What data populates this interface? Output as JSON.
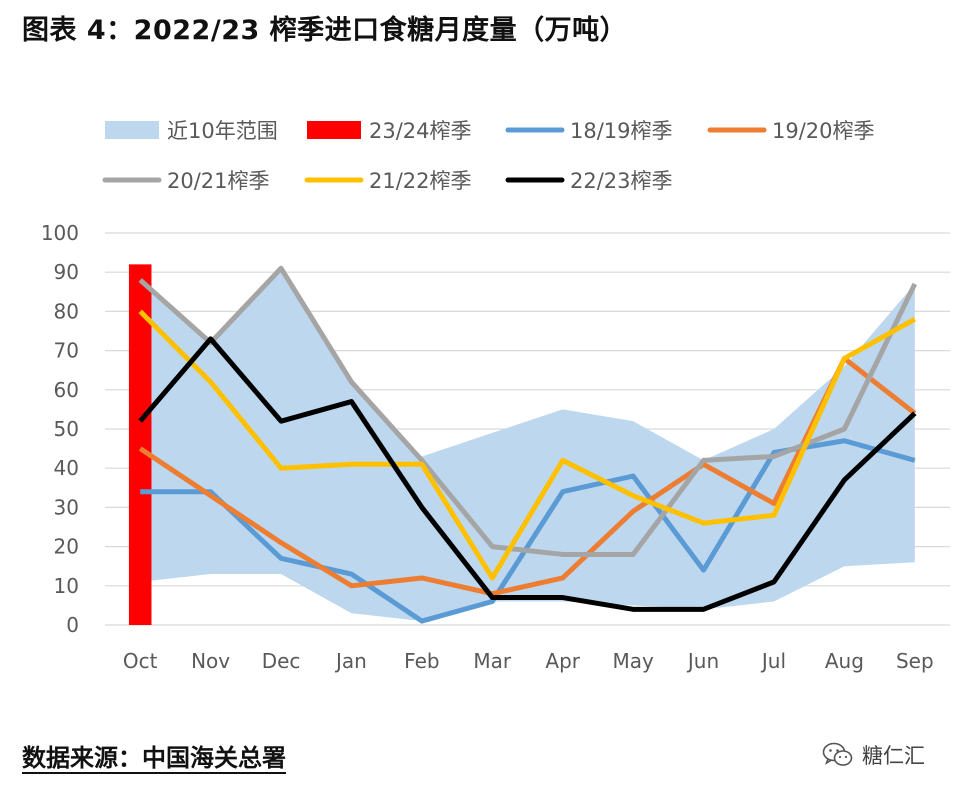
{
  "figure_title": "图表 4：2022/23 榨季进口食糖月度量（万吨）",
  "source_note": "数据来源：中国海关总署",
  "watermark": {
    "text": "糖仁汇",
    "icon": "wechat-logo-icon"
  },
  "chart_data": {
    "type": "line",
    "title": "",
    "xlabel": "",
    "ylabel": "",
    "ylim": [
      0,
      100
    ],
    "yticks": [
      0,
      10,
      20,
      30,
      40,
      50,
      60,
      70,
      80,
      90,
      100
    ],
    "grid": true,
    "legend_position": "top",
    "categories": [
      "Oct",
      "Nov",
      "Dec",
      "Jan",
      "Feb",
      "Mar",
      "Apr",
      "May",
      "Jun",
      "Jul",
      "Aug",
      "Sep"
    ],
    "range_band": {
      "name": "近10年范围",
      "color": "#bdd7ee",
      "upper": [
        88,
        72,
        91,
        62,
        43,
        49,
        55,
        52,
        42,
        50,
        66,
        87
      ],
      "lower": [
        11,
        13,
        13,
        3,
        1,
        6,
        6,
        5,
        4,
        6,
        15,
        16
      ]
    },
    "bar": {
      "name": "23/24榨季",
      "color": "#ff0000",
      "category": "Oct",
      "value": 92
    },
    "series": [
      {
        "name": "18/19榨季",
        "color": "#5b9bd5",
        "values": [
          34,
          34,
          17,
          13,
          1,
          6,
          34,
          38,
          14,
          44,
          47,
          42
        ]
      },
      {
        "name": "19/20榨季",
        "color": "#ed7d31",
        "values": [
          45,
          33,
          21,
          10,
          12,
          8,
          12,
          29,
          41,
          31,
          68,
          54
        ]
      },
      {
        "name": "20/21榨季",
        "color": "#a5a5a5",
        "values": [
          88,
          72,
          91,
          62,
          42,
          20,
          18,
          18,
          42,
          43,
          50,
          87
        ]
      },
      {
        "name": "21/22榨季",
        "color": "#ffc000",
        "values": [
          80,
          62,
          40,
          41,
          41,
          12,
          42,
          33,
          26,
          28,
          68,
          78
        ]
      },
      {
        "name": "22/23榨季",
        "color": "#000000",
        "values": [
          52,
          73,
          52,
          57,
          30,
          7,
          7,
          4,
          4,
          11,
          37,
          54
        ]
      }
    ]
  }
}
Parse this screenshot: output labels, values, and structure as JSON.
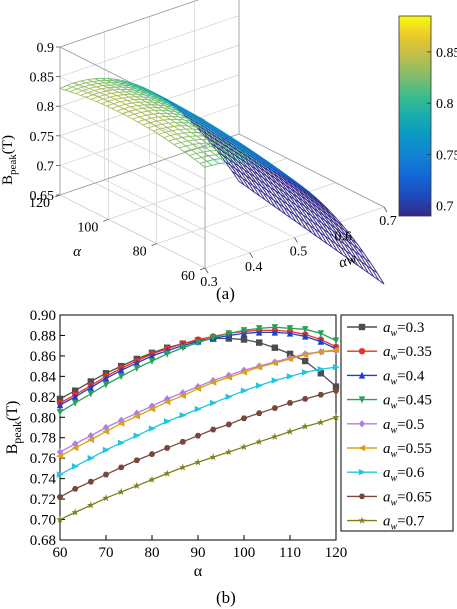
{
  "captions": [
    "(a)",
    "(b)"
  ],
  "chart_data": [
    {
      "type": "surface",
      "title": "",
      "xlabel": "αw",
      "ylabel": "α",
      "zlabel_main": "B",
      "zlabel_sub": "peak",
      "zlabel_unit": "(T)",
      "x_ticks": [
        "0.3",
        "0.4",
        "0.5",
        "0.6",
        "0.7"
      ],
      "y_ticks": [
        "60",
        "80",
        "100",
        "120"
      ],
      "z_ticks": [
        "0.65",
        "0.7",
        "0.75",
        "0.8",
        "0.85",
        "0.9"
      ],
      "colorbar_ticks": [
        "0.7",
        "0.75",
        "0.8",
        "0.85"
      ],
      "colorbar_range": [
        0.69,
        0.885
      ],
      "xlim": [
        0.3,
        0.7
      ],
      "ylim": [
        60,
        120
      ],
      "zlim": [
        0.65,
        0.9
      ]
    },
    {
      "type": "line",
      "title": "",
      "xlabel": "α",
      "ylabel_main": "B",
      "ylabel_sub": "peak",
      "ylabel_unit": "(T)",
      "xlim": [
        60,
        120
      ],
      "ylim": [
        0.68,
        0.9
      ],
      "x_ticks": [
        "60",
        "70",
        "80",
        "90",
        "100",
        "110",
        "120"
      ],
      "y_ticks": [
        "0.68",
        "0.70",
        "0.72",
        "0.74",
        "0.76",
        "0.78",
        "0.80",
        "0.82",
        "0.84",
        "0.86",
        "0.88",
        "0.90"
      ],
      "x": [
        60,
        63.3,
        66.7,
        70,
        73.3,
        76.7,
        80,
        83.3,
        86.7,
        90,
        93.3,
        96.7,
        100,
        103.3,
        106.7,
        110,
        113.3,
        116.7,
        120
      ],
      "legend_position": "right",
      "series": [
        {
          "name": "0.3",
          "color": "#4d4d4d",
          "marker": "square",
          "values": [
            0.818,
            0.826,
            0.835,
            0.843,
            0.85,
            0.857,
            0.863,
            0.868,
            0.872,
            0.875,
            0.877,
            0.877,
            0.876,
            0.873,
            0.868,
            0.862,
            0.855,
            0.843,
            0.83
          ]
        },
        {
          "name": "0.35",
          "color": "#e8312a",
          "marker": "circle",
          "values": [
            0.814,
            0.822,
            0.831,
            0.84,
            0.848,
            0.855,
            0.862,
            0.867,
            0.872,
            0.876,
            0.879,
            0.882,
            0.884,
            0.885,
            0.885,
            0.884,
            0.881,
            0.876,
            0.869
          ]
        },
        {
          "name": "0.4",
          "color": "#2040c8",
          "marker": "triangle-up",
          "values": [
            0.812,
            0.82,
            0.829,
            0.838,
            0.846,
            0.853,
            0.86,
            0.865,
            0.87,
            0.874,
            0.877,
            0.88,
            0.882,
            0.883,
            0.883,
            0.882,
            0.879,
            0.874,
            0.867
          ]
        },
        {
          "name": "0.45",
          "color": "#27a15a",
          "marker": "triangle-down",
          "values": [
            0.805,
            0.814,
            0.823,
            0.832,
            0.84,
            0.848,
            0.855,
            0.862,
            0.868,
            0.873,
            0.878,
            0.882,
            0.885,
            0.887,
            0.888,
            0.887,
            0.886,
            0.882,
            0.875
          ]
        },
        {
          "name": "0.5",
          "color": "#b07de8",
          "marker": "diamond",
          "values": [
            0.766,
            0.774,
            0.782,
            0.79,
            0.797,
            0.804,
            0.811,
            0.818,
            0.824,
            0.83,
            0.836,
            0.841,
            0.846,
            0.85,
            0.854,
            0.858,
            0.862,
            0.864,
            0.865
          ]
        },
        {
          "name": "0.55",
          "color": "#d9a018",
          "marker": "triangle-left",
          "values": [
            0.762,
            0.77,
            0.778,
            0.786,
            0.794,
            0.801,
            0.808,
            0.815,
            0.821,
            0.828,
            0.834,
            0.839,
            0.844,
            0.849,
            0.853,
            0.857,
            0.861,
            0.864,
            0.866
          ]
        },
        {
          "name": "0.6",
          "color": "#1fc6e3",
          "marker": "triangle-right",
          "values": [
            0.744,
            0.752,
            0.76,
            0.768,
            0.775,
            0.782,
            0.789,
            0.796,
            0.802,
            0.808,
            0.814,
            0.82,
            0.826,
            0.831,
            0.836,
            0.84,
            0.844,
            0.847,
            0.849
          ]
        },
        {
          "name": "0.65",
          "color": "#7a4638",
          "marker": "hexagon",
          "values": [
            0.722,
            0.73,
            0.737,
            0.744,
            0.751,
            0.758,
            0.764,
            0.77,
            0.776,
            0.782,
            0.788,
            0.793,
            0.799,
            0.804,
            0.809,
            0.814,
            0.818,
            0.822,
            0.826
          ]
        },
        {
          "name": "0.7",
          "color": "#7f7f1a",
          "marker": "star",
          "values": [
            0.7,
            0.707,
            0.714,
            0.721,
            0.727,
            0.733,
            0.739,
            0.745,
            0.751,
            0.756,
            0.761,
            0.766,
            0.771,
            0.776,
            0.781,
            0.786,
            0.791,
            0.795,
            0.8
          ]
        }
      ],
      "legend_prefix": "a",
      "legend_sub": "w",
      "legend_eq": "="
    }
  ]
}
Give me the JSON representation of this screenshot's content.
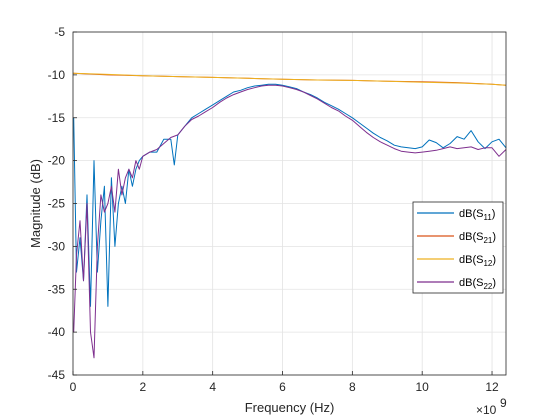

* **WRITTEN REQUEST**
The records above are to be reproduced exactly; the pictures are to be left out.

* **CORRECT OUTPUT**
What data populates this interface? Output as JSON.
{
  "figure_title": "图表 4：2022/23 榨季进口食糖月度量（万吨）",
  "source_note": "数据来源：中国海关总署",
  "watermark": {
    "text": "糖仁汇",
    "icon": "wechat-logo-icon"
  },
  "chart_data": {
    "type": "line",
    "title": "",
    "xlabel": "",
    "ylabel": "",
    "ylim": [
      0,
      100
    ],
    "yticks": [
      0,
      10,
      20,
      30,
      40,
      50,
      60,
      70,
      80,
      90,
      100
    ],
    "grid": true,
    "legend_position": "top",
    "categories": [
      "Oct",
      "Nov",
      "Dec",
      "Jan",
      "Feb",
      "Mar",
      "Apr",
      "May",
      "Jun",
      "Jul",
      "Aug",
      "Sep"
    ],
    "range_band": {
      "name": "近10年范围",
      "color": "#bdd7ee",
      "upper": [
        88,
        72,
        91,
        62,
        43,
        49,
        55,
        52,
        42,
        50,
        66,
        87
      ],
      "lower": [
        11,
        13,
        13,
        3,
        1,
        6,
        6,
        5,
        4,
        6,
        15,
        16
      ]
    },
    "bar": {
      "name": "23/24榨季",
      "color": "#ff0000",
      "category": "Oct",
      "value": 92
    },
    "series": [
      {
        "name": "18/19榨季",
        "color": "#5b9bd5",
        "values": [
          34,
          34,
          17,
          13,
          1,
          6,
          34,
          38,
          14,
          44,
          47,
          42
        ]
      },
      {
        "name": "19/20榨季",
        "color": "#ed7d31",
        "values": [
          45,
          33,
          21,
          10,
          12,
          8,
          12,
          29,
          41,
          31,
          68,
          54
        ]
      },
      {
        "name": "20/21榨季",
        "color": "#a5a5a5",
        "values": [
          88,
          72,
          91,
          62,
          42,
          20,
          18,
          18,
          42,
          43,
          50,
          87
        ]
      },
      {
        "name": "21/22榨季",
        "color": "#ffc000",
        "values": [
          80,
          62,
          40,
          41,
          41,
          12,
          42,
          33,
          26,
          28,
          68,
          78
        ]
      },
      {
        "name": "22/23榨季",
        "color": "#000000",
        "values": [
          52,
          73,
          52,
          57,
          30,
          7,
          7,
          4,
          4,
          11,
          37,
          54
        ]
      }
    ]
  }
}
Parse this screenshot: output labels, values, and structure as JSON.
{
  "captions": [
    "(a)",
    "(b)"
  ],
  "chart_data": [
    {
      "type": "surface",
      "title": "",
      "xlabel": "αw",
      "ylabel": "α",
      "zlabel_main": "B",
      "zlabel_sub": "peak",
      "zlabel_unit": "(T)",
      "x_ticks": [
        "0.3",
        "0.4",
        "0.5",
        "0.6",
        "0.7"
      ],
      "y_ticks": [
        "60",
        "80",
        "100",
        "120"
      ],
      "z_ticks": [
        "0.65",
        "0.7",
        "0.75",
        "0.8",
        "0.85",
        "0.9"
      ],
      "colorbar_ticks": [
        "0.7",
        "0.75",
        "0.8",
        "0.85"
      ],
      "colorbar_range": [
        0.69,
        0.885
      ],
      "xlim": [
        0.3,
        0.7
      ],
      "ylim": [
        60,
        120
      ],
      "zlim": [
        0.65,
        0.9
      ]
    },
    {
      "type": "line",
      "title": "",
      "xlabel": "α",
      "ylabel_main": "B",
      "ylabel_sub": "peak",
      "ylabel_unit": "(T)",
      "xlim": [
        60,
        120
      ],
      "ylim": [
        0.68,
        0.9
      ],
      "x_ticks": [
        "60",
        "70",
        "80",
        "90",
        "100",
        "110",
        "120"
      ],
      "y_ticks": [
        "0.68",
        "0.70",
        "0.72",
        "0.74",
        "0.76",
        "0.78",
        "0.80",
        "0.82",
        "0.84",
        "0.86",
        "0.88",
        "0.90"
      ],
      "x": [
        60,
        63.3,
        66.7,
        70,
        73.3,
        76.7,
        80,
        83.3,
        86.7,
        90,
        93.3,
        96.7,
        100,
        103.3,
        106.7,
        110,
        113.3,
        116.7,
        120
      ],
      "legend_position": "right",
      "series": [
        {
          "name": "0.3",
          "color": "#4d4d4d",
          "marker": "square",
          "values": [
            0.818,
            0.826,
            0.835,
            0.843,
            0.85,
            0.857,
            0.863,
            0.868,
            0.872,
            0.875,
            0.877,
            0.877,
            0.876,
            0.873,
            0.868,
            0.862,
            0.855,
            0.843,
            0.83
          ]
        },
        {
          "name": "0.35",
          "color": "#e8312a",
          "marker": "circle",
          "values": [
            0.814,
            0.822,
            0.831,
            0.84,
            0.848,
            0.855,
            0.862,
            0.867,
            0.872,
            0.876,
            0.879,
            0.882,
            0.884,
            0.885,
            0.885,
            0.884,
            0.881,
            0.876,
            0.869
          ]
        },
        {
          "name": "0.4",
          "color": "#2040c8",
          "marker": "triangle-up",
          "values": [
            0.812,
            0.82,
            0.829,
            0.838,
            0.846,
            0.853,
            0.86,
            0.865,
            0.87,
            0.874,
            0.877,
            0.88,
            0.882,
            0.883,
            0.883,
            0.882,
            0.879,
            0.874,
            0.867
          ]
        },
        {
          "name": "0.45",
          "color": "#27a15a",
          "marker": "triangle-down",
          "values": [
            0.805,
            0.814,
            0.823,
            0.832,
            0.84,
            0.848,
            0.855,
            0.862,
            0.868,
            0.873,
            0.878,
            0.882,
            0.885,
            0.887,
            0.888,
            0.887,
            0.886,
            0.882,
            0.875
          ]
        },
        {
          "name": "0.5",
          "color": "#b07de8",
          "marker": "diamond",
          "values": [
            0.766,
            0.774,
            0.782,
            0.79,
            0.797,
            0.804,
            0.811,
            0.818,
            0.824,
            0.83,
            0.836,
            0.841,
            0.846,
            0.85,
            0.854,
            0.858,
            0.862,
            0.864,
            0.865
          ]
        },
        {
          "name": "0.55",
          "color": "#d9a018",
          "marker": "triangle-left",
          "values": [
            0.762,
            0.77,
            0.778,
            0.786,
            0.794,
            0.801,
            0.808,
            0.815,
            0.821,
            0.828,
            0.834,
            0.839,
            0.844,
            0.849,
            0.853,
            0.857,
            0.861,
            0.864,
            0.866
          ]
        },
        {
          "name": "0.6",
          "color": "#1fc6e3",
          "marker": "triangle-right",
          "values": [
            0.744,
            0.752,
            0.76,
            0.768,
            0.775,
            0.782,
            0.789,
            0.796,
            0.802,
            0.808,
            0.814,
            0.82,
            0.826,
            0.831,
            0.836,
            0.84,
            0.844,
            0.847,
            0.849
          ]
        },
        {
          "name": "0.65",
          "color": "#7a4638",
          "marker": "hexagon",
          "values": [
            0.722,
            0.73,
            0.737,
            0.744,
            0.751,
            0.758,
            0.764,
            0.77,
            0.776,
            0.782,
            0.788,
            0.793,
            0.799,
            0.804,
            0.809,
            0.814,
            0.818,
            0.822,
            0.826
          ]
        },
        {
          "name": "0.7",
          "color": "#7f7f1a",
          "marker": "star",
          "values": [
            0.7,
            0.707,
            0.714,
            0.721,
            0.727,
            0.733,
            0.739,
            0.745,
            0.751,
            0.756,
            0.761,
            0.766,
            0.771,
            0.776,
            0.781,
            0.786,
            0.791,
            0.795,
            0.8
          ]
        }
      ],
      "legend_prefix": "a",
      "legend_sub": "w",
      "legend_eq": "="
    }
  ]
}
Give me the JSON representation of this screenshot's content.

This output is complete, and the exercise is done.